■ WHAT IS BEING ASKED
Output the line containing "Read this page and output its text content." and all subsequent lines of the listing below, copied exactly, with no other lines.

----------------

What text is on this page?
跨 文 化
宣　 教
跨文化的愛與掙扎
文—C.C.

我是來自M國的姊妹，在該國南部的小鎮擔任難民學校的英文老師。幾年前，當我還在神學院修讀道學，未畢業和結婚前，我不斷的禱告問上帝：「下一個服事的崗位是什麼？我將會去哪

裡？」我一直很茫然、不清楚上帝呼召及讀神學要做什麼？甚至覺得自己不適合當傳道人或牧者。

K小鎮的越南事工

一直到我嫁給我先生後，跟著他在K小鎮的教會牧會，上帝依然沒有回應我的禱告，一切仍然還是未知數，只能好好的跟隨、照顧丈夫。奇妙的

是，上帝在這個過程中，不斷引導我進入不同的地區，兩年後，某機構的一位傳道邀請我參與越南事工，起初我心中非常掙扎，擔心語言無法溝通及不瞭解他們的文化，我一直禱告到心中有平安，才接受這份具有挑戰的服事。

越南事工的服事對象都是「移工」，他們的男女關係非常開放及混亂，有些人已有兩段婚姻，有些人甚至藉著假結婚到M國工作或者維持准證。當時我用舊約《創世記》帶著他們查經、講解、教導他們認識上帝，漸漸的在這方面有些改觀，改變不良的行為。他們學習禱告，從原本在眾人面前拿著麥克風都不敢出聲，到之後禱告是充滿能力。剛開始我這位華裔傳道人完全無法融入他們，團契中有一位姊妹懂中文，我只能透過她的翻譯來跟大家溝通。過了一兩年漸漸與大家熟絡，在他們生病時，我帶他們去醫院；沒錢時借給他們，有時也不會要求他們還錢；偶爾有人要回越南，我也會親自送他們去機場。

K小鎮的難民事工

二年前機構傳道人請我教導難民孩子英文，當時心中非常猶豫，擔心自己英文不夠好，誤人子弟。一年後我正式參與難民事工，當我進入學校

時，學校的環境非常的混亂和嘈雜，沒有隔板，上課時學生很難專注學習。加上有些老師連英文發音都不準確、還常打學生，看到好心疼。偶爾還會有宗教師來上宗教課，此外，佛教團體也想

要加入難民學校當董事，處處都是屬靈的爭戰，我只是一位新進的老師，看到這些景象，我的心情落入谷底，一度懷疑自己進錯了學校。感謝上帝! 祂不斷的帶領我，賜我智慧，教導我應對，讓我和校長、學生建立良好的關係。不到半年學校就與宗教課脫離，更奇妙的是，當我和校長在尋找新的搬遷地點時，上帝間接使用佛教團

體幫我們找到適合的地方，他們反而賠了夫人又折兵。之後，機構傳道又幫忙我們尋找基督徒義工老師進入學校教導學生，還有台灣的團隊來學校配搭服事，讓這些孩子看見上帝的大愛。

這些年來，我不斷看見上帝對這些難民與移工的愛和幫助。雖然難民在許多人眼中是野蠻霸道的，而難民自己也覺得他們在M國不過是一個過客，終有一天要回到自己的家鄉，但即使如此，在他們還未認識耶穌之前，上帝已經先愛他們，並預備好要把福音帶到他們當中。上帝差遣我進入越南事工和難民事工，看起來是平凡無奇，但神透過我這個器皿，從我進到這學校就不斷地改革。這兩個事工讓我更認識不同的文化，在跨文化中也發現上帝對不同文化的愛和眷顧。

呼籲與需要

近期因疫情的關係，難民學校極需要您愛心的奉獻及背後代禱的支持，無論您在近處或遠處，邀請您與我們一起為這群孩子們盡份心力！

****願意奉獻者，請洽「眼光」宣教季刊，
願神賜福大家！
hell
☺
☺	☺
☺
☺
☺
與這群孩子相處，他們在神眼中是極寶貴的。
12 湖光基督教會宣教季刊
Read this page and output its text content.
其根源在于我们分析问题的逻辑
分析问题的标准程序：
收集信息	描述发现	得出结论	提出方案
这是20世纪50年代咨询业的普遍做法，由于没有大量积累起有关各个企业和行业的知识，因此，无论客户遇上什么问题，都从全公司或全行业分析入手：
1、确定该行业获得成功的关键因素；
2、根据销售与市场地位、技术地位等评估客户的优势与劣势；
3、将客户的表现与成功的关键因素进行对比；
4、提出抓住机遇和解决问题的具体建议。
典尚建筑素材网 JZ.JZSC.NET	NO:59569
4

----------------

■ IN RESPONSE
Read this page and output its text content.
其根源在于我们分析问题的逻辑
分析问题的标准程序：
收集信息	描述发现	得出结论	提出方案
这是20世纪50年代咨询业的普遍做法，由于没有大量积累起有关各个企业和行业的知识，因此，无论客户遇上什么问题，都从全公司或全行业分析入手：
1、确定该行业获得成功的关键因素；
2、根据销售与市场地位、技术地位等评估客户的优势与劣势；
3、将客户的表现与成功的关键因素进行对比；
4、提出抓住机遇和解决问题的具体建议。
典尚建筑素材网 JZ.JZSC.NET	NO:59569
4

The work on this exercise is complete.